PROMPT: Can you pull out each line of the data below that includes the word "ylabel"?
(begin)
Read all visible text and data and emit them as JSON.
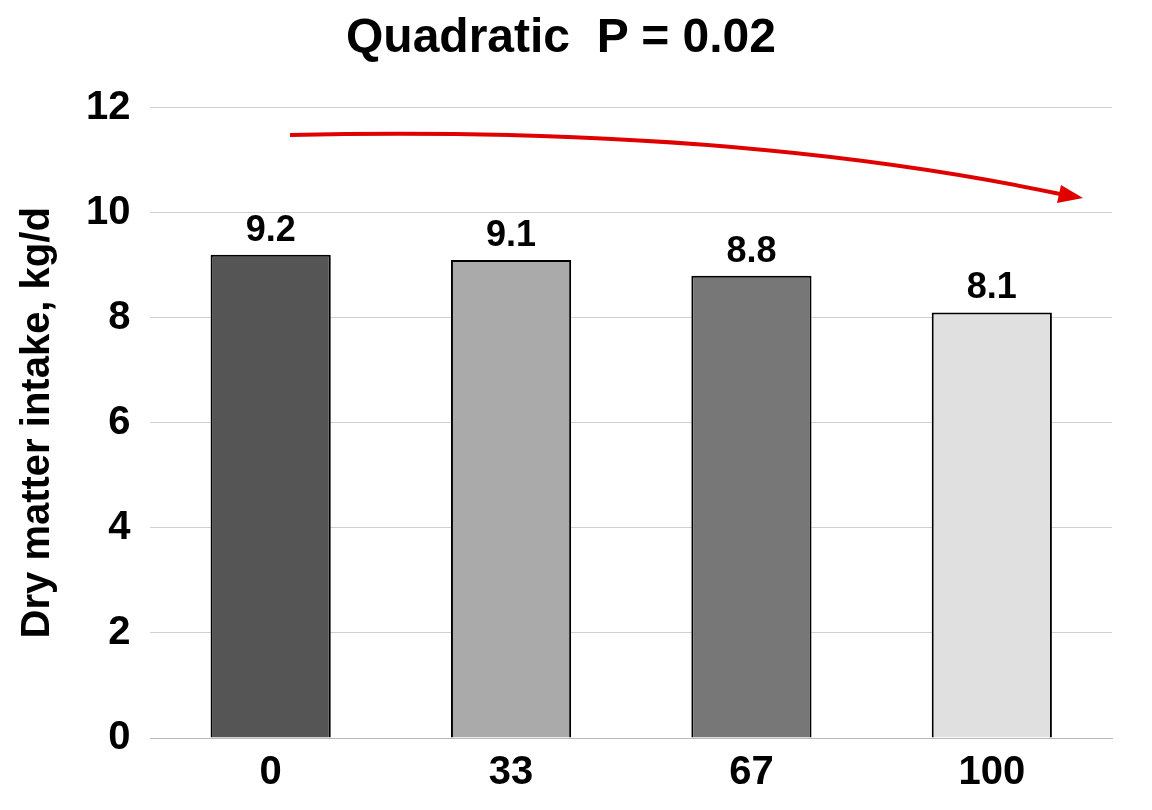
{
  "chart_data": {
    "type": "bar",
    "title": "Quadratic  P = 0.02",
    "ylabel": "Dry matter intake, kg/d",
    "categories": [
      "0",
      "33",
      "67",
      "100"
    ],
    "values": [
      9.2,
      9.1,
      8.8,
      8.1
    ],
    "colors": [
      "#555555",
      "#aaaaaa",
      "#777777",
      "#e0e0e0"
    ],
    "ylim": [
      0,
      12
    ],
    "yticks": [
      0,
      2,
      4,
      6,
      8,
      10,
      12
    ],
    "grid": "y",
    "data_labels": true,
    "legend": false
  }
}
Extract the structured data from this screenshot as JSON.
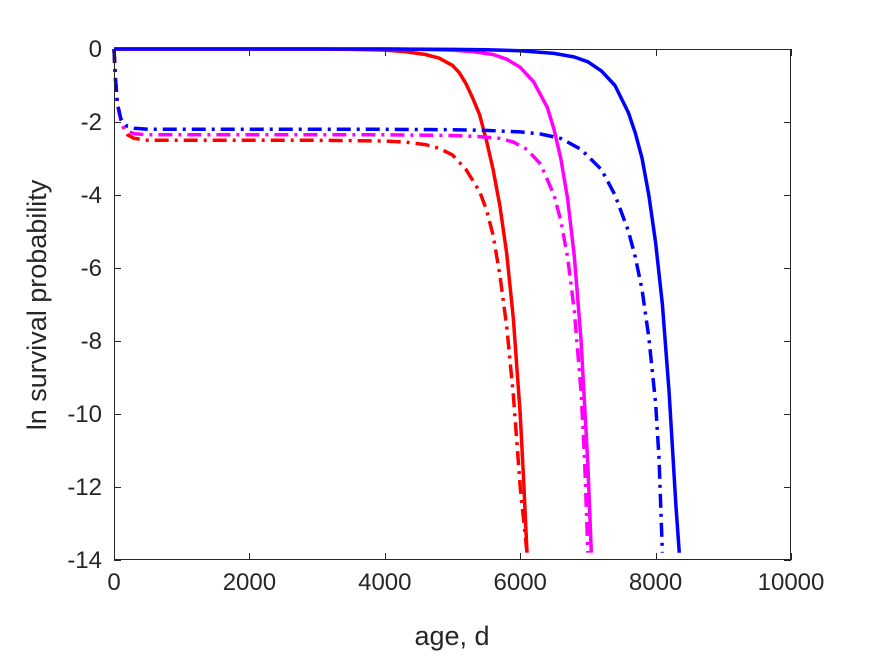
{
  "chart_data": {
    "type": "line",
    "xlabel": "age, d",
    "ylabel": "ln survival probability",
    "xlim": [
      0,
      10000
    ],
    "ylim": [
      -14,
      0
    ],
    "xticks": [
      0,
      2000,
      4000,
      6000,
      8000,
      10000
    ],
    "yticks": [
      0,
      -2,
      -4,
      -6,
      -8,
      -10,
      -12,
      -14
    ],
    "grid": false,
    "series": [
      {
        "color": "#ff0000",
        "style": "solid",
        "x": [
          0,
          1000,
          2000,
          3000,
          3500,
          4000,
          4300,
          4600,
          4800,
          5000,
          5100,
          5200,
          5300,
          5400,
          5500,
          5600,
          5700,
          5800,
          5900,
          6000,
          6050,
          6100
        ],
        "y": [
          0,
          0,
          0,
          0,
          -0.01,
          -0.03,
          -0.07,
          -0.15,
          -0.25,
          -0.45,
          -0.65,
          -0.95,
          -1.35,
          -1.8,
          -2.5,
          -3.3,
          -4.3,
          -5.6,
          -7.4,
          -10.0,
          -11.8,
          -13.8
        ]
      },
      {
        "color": "#ff0000",
        "style": "dashdot",
        "x": [
          0,
          20,
          50,
          100,
          150,
          200,
          300,
          500,
          1000,
          2000,
          3000,
          4000,
          4300,
          4600,
          4800,
          5000,
          5200,
          5400,
          5500,
          5600,
          5700,
          5800,
          5900,
          6000,
          6100
        ],
        "y": [
          0,
          -0.8,
          -1.5,
          -1.95,
          -2.2,
          -2.35,
          -2.45,
          -2.5,
          -2.5,
          -2.5,
          -2.5,
          -2.52,
          -2.55,
          -2.62,
          -2.72,
          -2.9,
          -3.3,
          -3.9,
          -4.4,
          -5.1,
          -6.2,
          -7.6,
          -9.5,
          -12.0,
          -13.8
        ]
      },
      {
        "color": "#ff00ff",
        "style": "solid",
        "x": [
          0,
          2000,
          3000,
          4000,
          4500,
          5000,
          5300,
          5600,
          5800,
          6000,
          6200,
          6400,
          6500,
          6600,
          6700,
          6800,
          6900,
          7000,
          7050
        ],
        "y": [
          0,
          0,
          0,
          0,
          -0.01,
          -0.03,
          -0.07,
          -0.15,
          -0.28,
          -0.5,
          -0.9,
          -1.6,
          -2.2,
          -3.0,
          -4.1,
          -5.7,
          -8.0,
          -11.4,
          -13.8
        ]
      },
      {
        "color": "#ff00ff",
        "style": "dashdot",
        "x": [
          0,
          20,
          50,
          100,
          150,
          200,
          300,
          500,
          1000,
          2000,
          3000,
          4000,
          5000,
          5400,
          5700,
          5900,
          6100,
          6300,
          6500,
          6600,
          6700,
          6800,
          6900,
          6950,
          7000
        ],
        "y": [
          0,
          -0.8,
          -1.5,
          -1.95,
          -2.15,
          -2.25,
          -2.32,
          -2.35,
          -2.35,
          -2.35,
          -2.35,
          -2.35,
          -2.37,
          -2.4,
          -2.45,
          -2.55,
          -2.75,
          -3.15,
          -4.0,
          -4.7,
          -5.7,
          -7.2,
          -9.4,
          -11.2,
          -13.8
        ]
      },
      {
        "color": "#0000ff",
        "style": "solid",
        "x": [
          0,
          2000,
          4000,
          5000,
          5500,
          6000,
          6500,
          6800,
          7000,
          7200,
          7400,
          7600,
          7700,
          7800,
          7900,
          8000,
          8100,
          8200,
          8300,
          8350
        ],
        "y": [
          0,
          0,
          0,
          -0.01,
          -0.02,
          -0.05,
          -0.12,
          -0.22,
          -0.35,
          -0.6,
          -1.0,
          -1.75,
          -2.3,
          -3.0,
          -4.0,
          -5.3,
          -7.0,
          -9.4,
          -12.5,
          -13.8
        ]
      },
      {
        "color": "#0000ff",
        "style": "dashdot",
        "x": [
          0,
          20,
          50,
          100,
          150,
          200,
          300,
          500,
          1000,
          2000,
          3000,
          4000,
          5000,
          5500,
          6000,
          6300,
          6600,
          6900,
          7200,
          7400,
          7600,
          7700,
          7800,
          7900,
          8000,
          8050,
          8100
        ],
        "y": [
          0,
          -0.8,
          -1.5,
          -1.9,
          -2.05,
          -2.12,
          -2.17,
          -2.2,
          -2.2,
          -2.2,
          -2.2,
          -2.2,
          -2.21,
          -2.23,
          -2.27,
          -2.33,
          -2.45,
          -2.75,
          -3.3,
          -4.0,
          -5.0,
          -5.7,
          -6.6,
          -7.9,
          -9.7,
          -11.2,
          -13.8
        ]
      }
    ]
  }
}
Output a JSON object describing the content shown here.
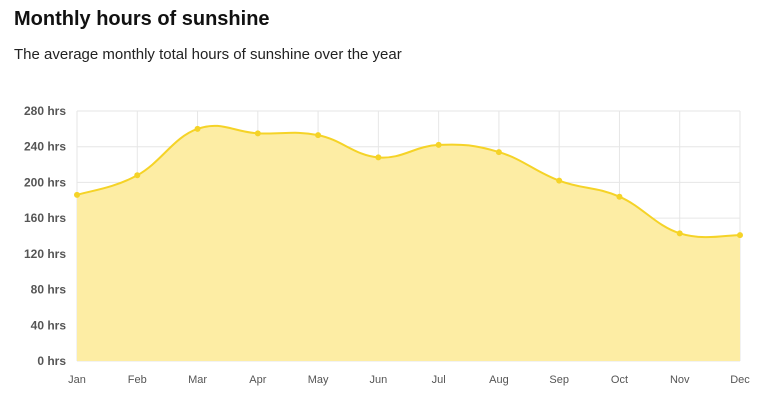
{
  "title": "Monthly hours of sunshine",
  "subtitle": "The average monthly total hours of sunshine over the year",
  "chart_data": {
    "type": "area",
    "title": "Monthly hours of sunshine",
    "subtitle": "The average monthly total hours of sunshine over the year",
    "categories": [
      "Jan",
      "Feb",
      "Mar",
      "Apr",
      "May",
      "Jun",
      "Jul",
      "Aug",
      "Sep",
      "Oct",
      "Nov",
      "Dec"
    ],
    "values": [
      186,
      208,
      260,
      255,
      253,
      228,
      242,
      234,
      202,
      184,
      143,
      141
    ],
    "ylim": [
      0,
      280
    ],
    "yticks": [
      0,
      40,
      80,
      120,
      160,
      200,
      240,
      280
    ],
    "ytick_labels": [
      "0 hrs",
      "40 hrs",
      "80 hrs",
      "120 hrs",
      "160 hrs",
      "200 hrs",
      "240 hrs",
      "280 hrs"
    ],
    "xlabel": "",
    "ylabel": "",
    "grid": true,
    "smooth": true,
    "line_color": "#f5d327",
    "fill_color": "#fdeda4",
    "grid_color": "#e6e6e6"
  }
}
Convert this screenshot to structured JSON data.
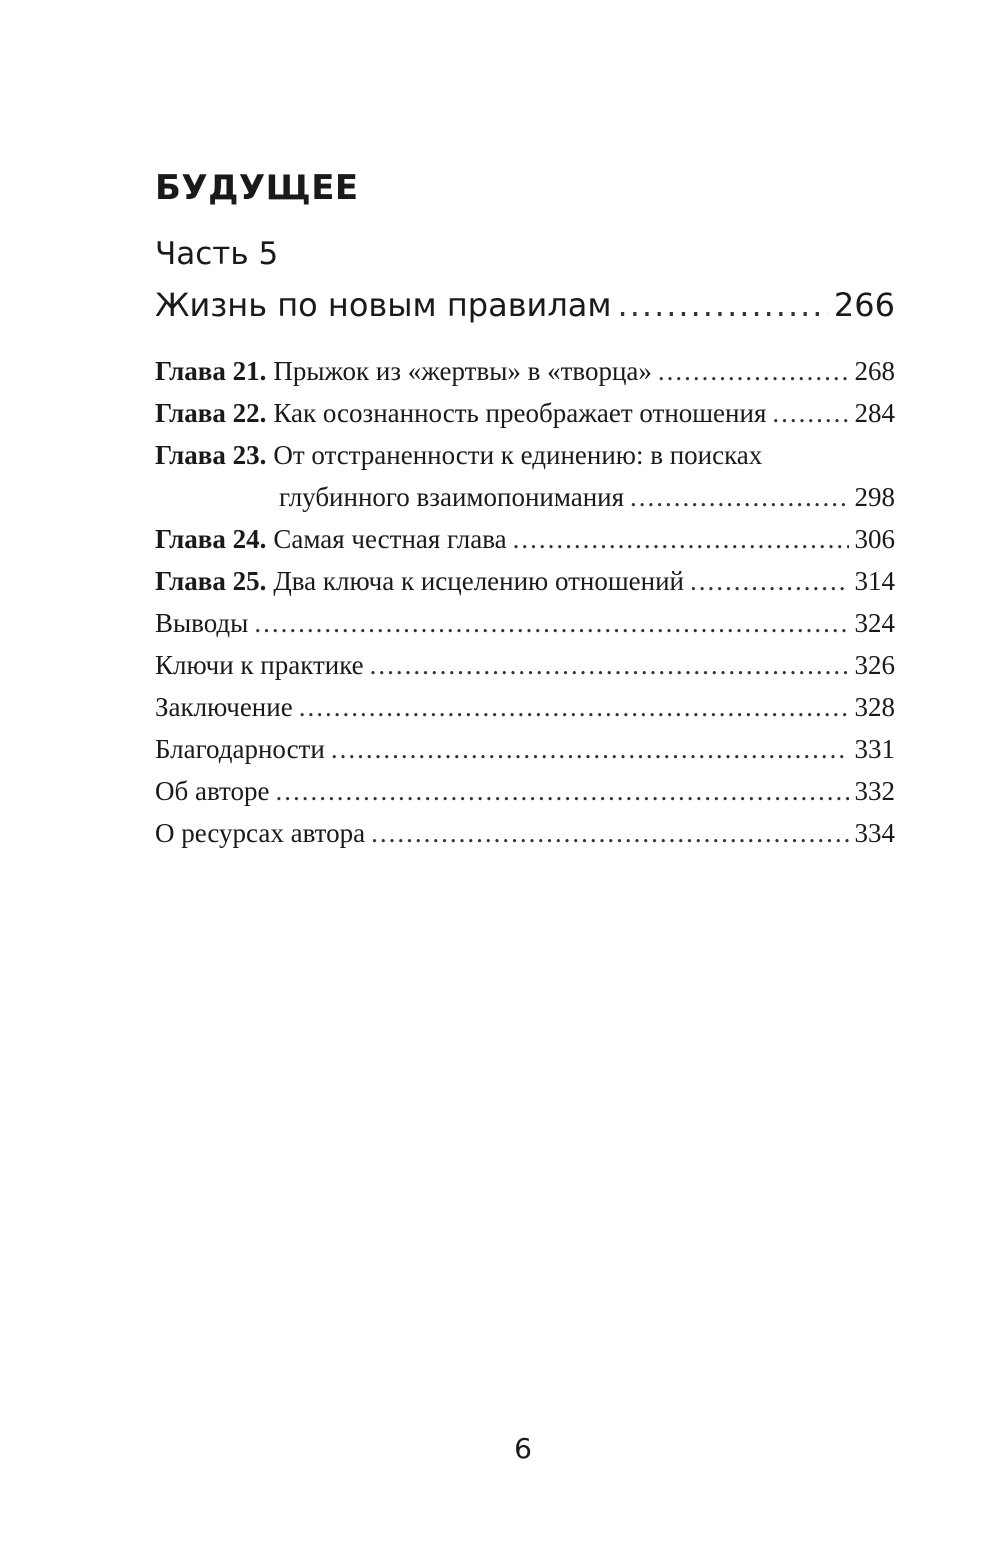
{
  "section_title": "БУДУЩЕЕ",
  "part": {
    "label": "Часть 5",
    "title": "Жизнь по новым правилам",
    "page": "266"
  },
  "chapters": [
    {
      "label": "Глава 21.",
      "title": "Прыжок из «жертвы» в «творца»",
      "page": "268"
    },
    {
      "label": "Глава 22.",
      "title": "Как осознанность преображает отношения",
      "page": "284"
    },
    {
      "label": "Глава 23.",
      "title": "От отстраненности к единению: в поисках",
      "title_cont": "глубинного взаимопонимания",
      "page": "298"
    },
    {
      "label": "Глава 24.",
      "title": "Самая честная глава",
      "page": "306"
    },
    {
      "label": "Глава 25.",
      "title": "Два ключа к исцелению отношений",
      "page": "314"
    }
  ],
  "entries": [
    {
      "title": "Выводы",
      "page": "324"
    },
    {
      "title": "Ключи к практике",
      "page": "326"
    },
    {
      "title": "Заключение",
      "page": "328"
    },
    {
      "title": "Благодарности",
      "page": "331"
    },
    {
      "title": "Об авторе",
      "page": "332"
    },
    {
      "title": "О ресурсах автора",
      "page": "334"
    }
  ],
  "page_number": "6"
}
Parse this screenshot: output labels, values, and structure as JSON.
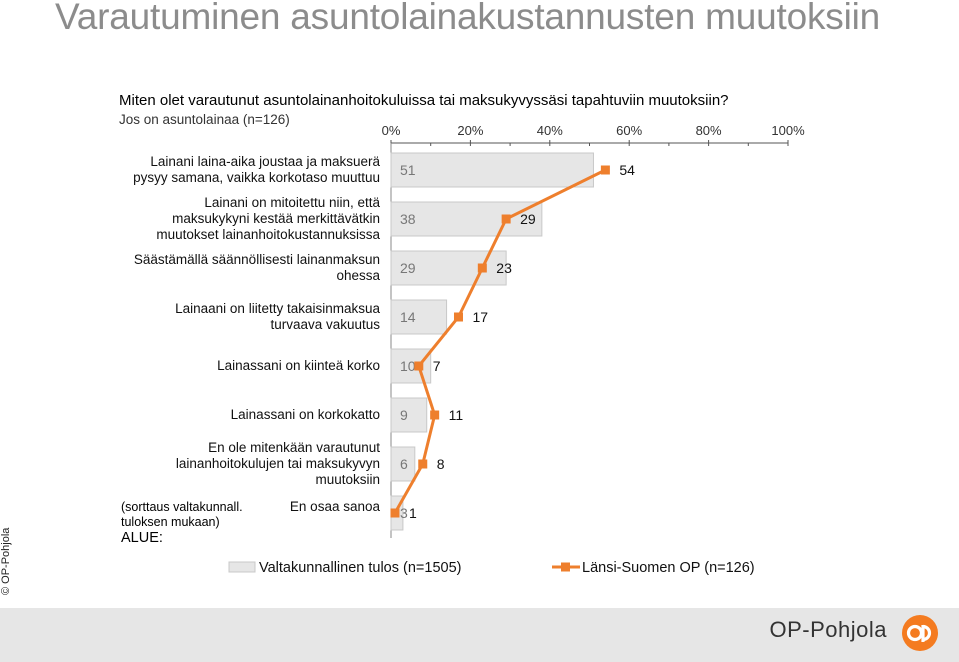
{
  "title": "Varautuminen asuntolainakustannusten muutoksiin",
  "question": "Miten olet varautunut  asuntolainanhoitokuluissa  tai maksukyvyssäsi tapahtuviin muutoksiin?",
  "subquestion": "Jos on asuntolainaa (n=126)",
  "sort_note_line1": "(sorttaus valtakunnall.",
  "sort_note_line2": "tuloksen mukaan)",
  "area_label": "ALUE:",
  "copyright": "© OP-Pohjola",
  "brand": "OP-Pohjola",
  "chart_data": {
    "type": "bar",
    "orientation": "horizontal",
    "xlim": [
      0,
      100
    ],
    "x_ticks": [
      "0%",
      "20%",
      "40%",
      "60%",
      "80%",
      "100%"
    ],
    "categories": [
      [
        "Lainani laina-aika joustaa ja maksuerä",
        "pysyy samana, vaikka korkotaso muuttuu"
      ],
      [
        "Lainani on mitoitettu niin, että",
        "maksukykyni kestää merkittävätkin",
        "muutokset lainanhoitokustannuksissa"
      ],
      [
        "Säästämällä säännöllisesti lainanmaksun",
        "ohessa"
      ],
      [
        "Lainaani on liitetty takaisinmaksua",
        "turvaava vakuutus"
      ],
      [
        "Lainassani on kiinteä korko"
      ],
      [
        "Lainassani on korkokatto"
      ],
      [
        "En ole mitenkään varautunut",
        "lainanhoitokulujen tai maksukyvyn",
        "muutoksiin"
      ],
      [
        "En osaa sanoa"
      ]
    ],
    "series": [
      {
        "name": "Valtakunnallinen tulos (n=1505)",
        "type": "bar",
        "color": "#e6e6e6",
        "values": [
          51,
          38,
          29,
          14,
          10,
          9,
          6,
          3
        ]
      },
      {
        "name": "Länsi-Suomen OP (n=126)",
        "type": "line",
        "color": "#ee7f2d",
        "values": [
          54,
          29,
          23,
          17,
          7,
          11,
          8,
          1
        ]
      }
    ],
    "grid": false,
    "legend_position": "bottom"
  }
}
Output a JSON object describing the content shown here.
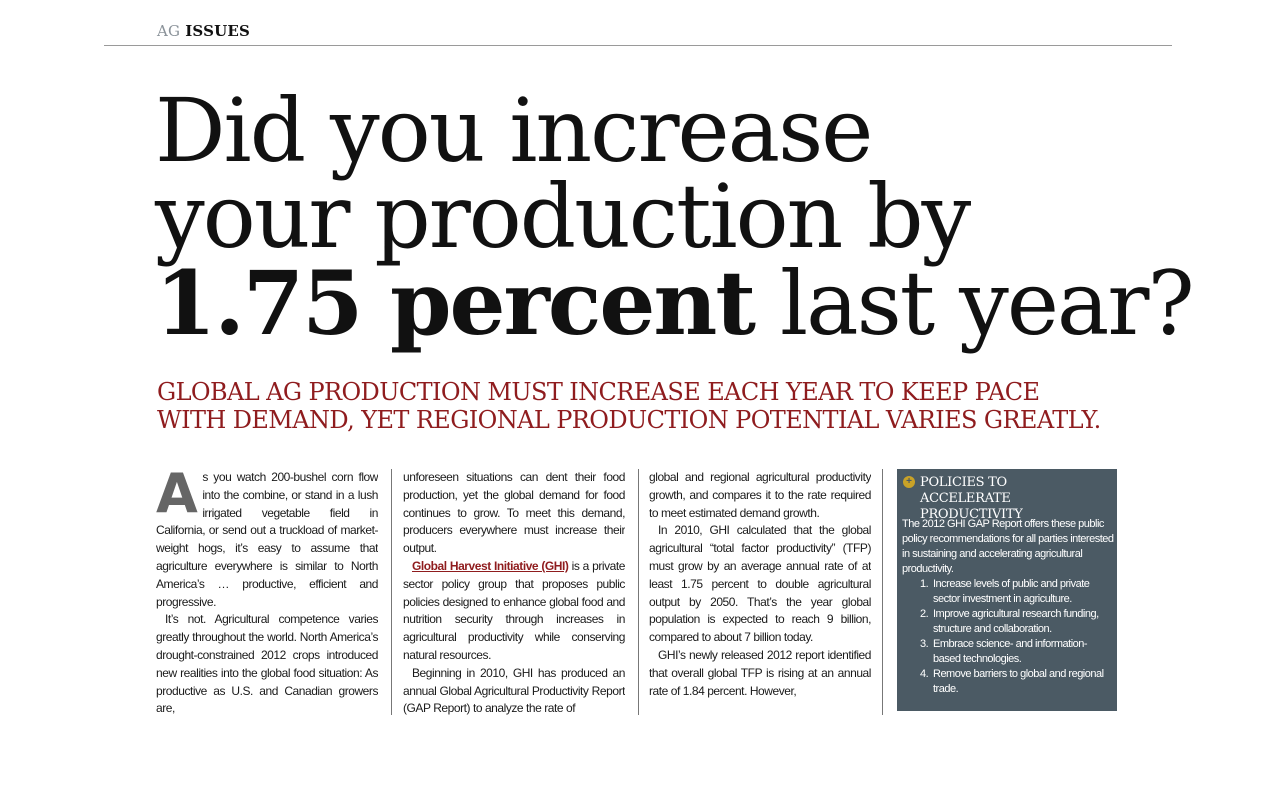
{
  "section_tag": {
    "light": "AG",
    "bold": "ISSUES"
  },
  "headline": {
    "line1": "Did you increase",
    "line2": "your production by",
    "line3_bold": "1.75 percent",
    "line3_rest": " last year?"
  },
  "deck": {
    "line1": "Global ag production must increase each year to keep pace",
    "line2": "with demand, yet regional production potential varies greatly."
  },
  "article": {
    "dropcap": "A",
    "col1": {
      "p1": "s you watch 200-bushel corn flow into the combine, or stand in a lush irrigated vegetable field in California, or send out a truckload of market-weight hogs, it’s easy to assume that agriculture everywhere is similar to North America’s … productive, efficient and progressive.",
      "p2": "It’s not. Agricultural competence varies greatly throughout the world. North America’s drought-constrained 2012 crops introduced new realities into the global food situation: As productive as U.S. and Canadian growers are,"
    },
    "col2": {
      "p1": "unforeseen situations can dent their food production, yet the global demand for food continues to grow. To meet this demand, producers everywhere must increase their output.",
      "p2_link": "Global Harvest Initiative (GHI)",
      "p2_rest": " is a private sector policy group that proposes public policies designed to enhance global food and nutrition security through increases in agricultural productivity while conserving natural resources.",
      "p3": "Beginning in 2010, GHI has produced an annual Global Agricultural Productivity Report (GAP Report) to analyze the rate of"
    },
    "col3": {
      "p1": "global and regional agricultural productivity growth, and compares it to the rate required to meet estimated demand growth.",
      "p2": "In 2010, GHI calculated that the global agricultural “total factor productivity” (TFP) must grow by an average annual rate of at least 1.75 percent to double agricultural output by 2050. That’s the year global population is expected to reach 9 billion, compared to about 7 billion today.",
      "p3": "GHI’s newly released 2012 report identified that overall global TFP is rising at an annual rate of 1.84 percent. However,"
    }
  },
  "sidebar": {
    "icon": "plus-circle-icon",
    "title_line1": "Policies to",
    "title_line2": "accelerate productivity",
    "intro": "The 2012 GHI GAP Report offers these public policy recommendations for all parties interested in sustaining and accelerating agricultural productivity.",
    "items": [
      {
        "num": "1.",
        "text": "Increase levels of public and private sector investment in agriculture."
      },
      {
        "num": "2.",
        "text": "Improve agricultural research funding, structure and collaboration."
      },
      {
        "num": "3.",
        "text": "Embrace science- and information-based technologies."
      },
      {
        "num": "4.",
        "text": "Remove barriers to global and regional trade."
      }
    ]
  },
  "colors": {
    "deck_red": "#8f1c1e",
    "sidebar_bg": "#4b5a64",
    "icon_gold": "#c9a227"
  }
}
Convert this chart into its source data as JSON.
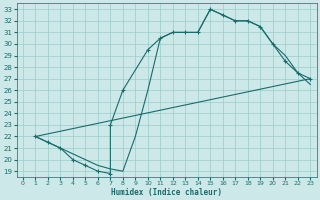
(end)
PROBLEM SOLUTION:
    "ylabel": "Dry matter intake, kg/d",
    "ylabel": "ln survival probability",
    "ylabel": "",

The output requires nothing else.